WHAT YOU HAVE TO DO
Report all lines from the entries below in which "đang" appears.
— start AVAILABLE RECORDS —
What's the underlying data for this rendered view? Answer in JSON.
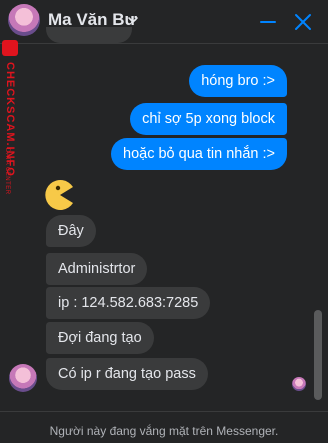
{
  "header": {
    "title": "Ma Văn Bư",
    "icons": {
      "dropdown": "chevron-down-icon",
      "minimize": "minimize-icon",
      "close": "close-icon"
    }
  },
  "watermark": {
    "small": "DATA CENTER",
    "big": "CHECKSCAM.INFO"
  },
  "messages": {
    "outgoing": [
      "hóng bro :>",
      "chỉ sợ 5p xong block",
      "hoặc bỏ qua tin nhắn :>"
    ],
    "incoming": [
      "Đây",
      "Administrtor",
      "ip : 124.582.683:7285",
      "Đợi đang tạo",
      "Có ip r đang tạo pass"
    ]
  },
  "footer": {
    "status": "Người này đang vắng mặt trên Messenger."
  },
  "colors": {
    "background": "#242526",
    "outgoing_bubble": "#0084ff",
    "incoming_bubble": "#3a3b3c",
    "accent": "#0084ff",
    "watermark": "#e0141e"
  }
}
— end AVAILABLE RECORDS —
EXPECTED ANSWER
      "Đợi đang tạo",
      "Có ip r đang tạo pass"
    "status": "Người này đang vắng mặt trên Messenger."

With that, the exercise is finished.